__Texte source__.
►

‘@Informateur.info- Le ministre de la Communication et des Médias, Sidi Tiémoko Touré, porte-parole du gouvernement a annoncé, mercredi, à l’issue d’un Conseil des ministres présidé par le Chef de l’État, Alassane Ouattara, que les requêtes de l’ex-président ivoirien, Laurent Gbagbo pour l’obtention de plusieurs documents administratifs dont le passeport de service sont « en cours de traitement ». Il s’agit d’un casier judiciaire, d’un passeport de service et du certificat de nationalité.
« Notre chancellerie, l’ambassade de Côte d’Ivoire à Bruxelles nous a informés de la réception d’une requête de passeport de service. Et le dossier est en cours de traitement auprès des autorités compétentes, en commençant par l’ambassade de Belgique”, a indiqué M. Touré, ajoutant l’existence d’une autre requête « introduite par M. Gbagbo pour l’obtention d’un casier judiciaire et de certificat de nationalité ».
Pour le Porte-parole du gouvernement, l’ancien chef d’État est « un Ivoirien comme un autre. Il recevra ces documents après la procédure de traitement. C’est tout à fait normal”, a-t-il insisté.
Dans un entretien accordé à RFI, ce jour, Me Habiba Touré, l’avocate de M. Gbagbo, rappelait que son client s’était rendu, mardi, à l’Ambassade de Côte d’Ivoire à Bruxelles pour « introduire en personne une demande de passeport ordinaire et un laisser-passer », après plusieurs semaines d’attente du passeport de service dont la demande avait été introduite auparavant.

◄

__Matériel fourni__.

►

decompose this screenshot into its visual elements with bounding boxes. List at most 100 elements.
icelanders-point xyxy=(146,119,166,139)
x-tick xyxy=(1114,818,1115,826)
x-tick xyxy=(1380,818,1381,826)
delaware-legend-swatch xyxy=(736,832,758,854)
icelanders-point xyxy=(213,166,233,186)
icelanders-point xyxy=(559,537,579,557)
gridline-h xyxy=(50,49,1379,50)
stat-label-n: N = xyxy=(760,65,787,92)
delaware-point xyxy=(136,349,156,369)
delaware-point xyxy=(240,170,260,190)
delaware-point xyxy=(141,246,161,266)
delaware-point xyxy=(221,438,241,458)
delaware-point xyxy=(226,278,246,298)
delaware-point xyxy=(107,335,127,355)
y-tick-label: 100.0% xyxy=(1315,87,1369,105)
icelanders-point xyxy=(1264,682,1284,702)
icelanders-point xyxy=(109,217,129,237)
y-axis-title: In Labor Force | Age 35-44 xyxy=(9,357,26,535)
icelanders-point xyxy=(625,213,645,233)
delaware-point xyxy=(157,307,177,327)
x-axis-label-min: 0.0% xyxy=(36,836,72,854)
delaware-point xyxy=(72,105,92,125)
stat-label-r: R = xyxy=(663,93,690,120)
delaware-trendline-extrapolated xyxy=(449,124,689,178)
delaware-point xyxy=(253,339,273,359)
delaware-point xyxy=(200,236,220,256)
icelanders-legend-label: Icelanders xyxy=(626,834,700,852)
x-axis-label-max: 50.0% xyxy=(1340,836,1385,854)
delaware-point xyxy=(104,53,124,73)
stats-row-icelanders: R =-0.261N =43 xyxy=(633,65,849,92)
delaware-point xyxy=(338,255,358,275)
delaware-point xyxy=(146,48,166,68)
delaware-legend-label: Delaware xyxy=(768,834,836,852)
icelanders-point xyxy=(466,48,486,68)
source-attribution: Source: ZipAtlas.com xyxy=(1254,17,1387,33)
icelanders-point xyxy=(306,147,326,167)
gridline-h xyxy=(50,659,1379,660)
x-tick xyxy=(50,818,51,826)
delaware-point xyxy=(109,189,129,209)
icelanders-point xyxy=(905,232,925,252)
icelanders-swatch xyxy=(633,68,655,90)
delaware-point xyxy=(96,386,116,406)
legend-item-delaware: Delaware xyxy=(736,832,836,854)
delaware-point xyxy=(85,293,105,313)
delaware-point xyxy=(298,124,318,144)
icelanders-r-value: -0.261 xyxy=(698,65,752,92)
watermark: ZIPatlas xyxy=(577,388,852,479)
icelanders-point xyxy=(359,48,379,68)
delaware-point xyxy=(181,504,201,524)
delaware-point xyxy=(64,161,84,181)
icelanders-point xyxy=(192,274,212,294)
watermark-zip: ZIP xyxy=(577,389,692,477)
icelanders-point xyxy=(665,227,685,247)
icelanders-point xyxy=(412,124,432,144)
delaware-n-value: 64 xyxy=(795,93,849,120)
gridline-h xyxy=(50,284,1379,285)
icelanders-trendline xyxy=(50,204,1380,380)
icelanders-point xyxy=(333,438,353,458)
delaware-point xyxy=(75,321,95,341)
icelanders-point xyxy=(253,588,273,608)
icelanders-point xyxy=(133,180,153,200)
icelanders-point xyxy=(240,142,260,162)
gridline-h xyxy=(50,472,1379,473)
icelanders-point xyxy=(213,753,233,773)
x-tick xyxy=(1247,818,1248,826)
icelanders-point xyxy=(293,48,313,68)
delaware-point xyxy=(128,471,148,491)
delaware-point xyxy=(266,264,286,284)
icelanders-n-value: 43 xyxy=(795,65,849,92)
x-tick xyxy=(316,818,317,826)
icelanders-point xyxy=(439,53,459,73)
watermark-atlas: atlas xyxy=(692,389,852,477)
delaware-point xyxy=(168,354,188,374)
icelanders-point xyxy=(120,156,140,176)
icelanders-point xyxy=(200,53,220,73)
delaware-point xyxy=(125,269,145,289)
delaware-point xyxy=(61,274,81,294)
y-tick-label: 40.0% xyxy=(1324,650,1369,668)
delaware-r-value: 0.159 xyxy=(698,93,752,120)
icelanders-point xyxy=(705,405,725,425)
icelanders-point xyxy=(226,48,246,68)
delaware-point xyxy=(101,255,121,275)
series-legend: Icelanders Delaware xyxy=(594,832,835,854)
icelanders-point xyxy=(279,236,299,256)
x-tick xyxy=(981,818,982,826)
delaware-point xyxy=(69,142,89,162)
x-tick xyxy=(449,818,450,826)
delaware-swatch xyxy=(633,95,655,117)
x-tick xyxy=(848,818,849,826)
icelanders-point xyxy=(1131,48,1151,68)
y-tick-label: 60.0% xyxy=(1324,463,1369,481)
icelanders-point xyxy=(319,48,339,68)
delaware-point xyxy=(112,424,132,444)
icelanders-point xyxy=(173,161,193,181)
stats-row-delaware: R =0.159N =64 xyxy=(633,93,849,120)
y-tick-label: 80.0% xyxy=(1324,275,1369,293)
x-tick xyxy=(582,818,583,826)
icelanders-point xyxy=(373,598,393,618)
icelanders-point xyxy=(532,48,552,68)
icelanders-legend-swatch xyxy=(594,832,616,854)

◄

__Consigne 1__.
Dans l'article sur les papiers demandés par Laurent Gbagbo, quelle ambassade a prévenu le gouvernement de la demande de passeport de service ?
__Consigne 2__.
Écrivez la suite de l'article sur les papiers demandés par Laurent Gbagbo, après sa dernière phrase.

__Réponse finale 1__.
L'ambassade de Côte d'Ivoire à Bruxelles.

__Réponse finale 2__.
Elle a, également, évoqué l’agenda politique de son client, notamment, une candidature à la présidentielle du 31 octobre 2020, qui selon elle, n’est pas « à l’ordre du jour ».
« Maintenant, le choix concernant une éventuelle candidature, cela relève du choix du parti et de son choix personnel également. Mais pour l’instant, ce n’est pas à l’ordre du jour. On parle d’un homme qui a été privé de son pays pendant près de dix ans. Il veut rentrer chez lui le plus rapidement possible », a fait remarquer Me Habiba Touré aux confrères français.
Laurent Gbagbo est en liberté conditionnelle à Bruxelles, en Belgique, après son acquittement par la Cour pénale internationale (CPI).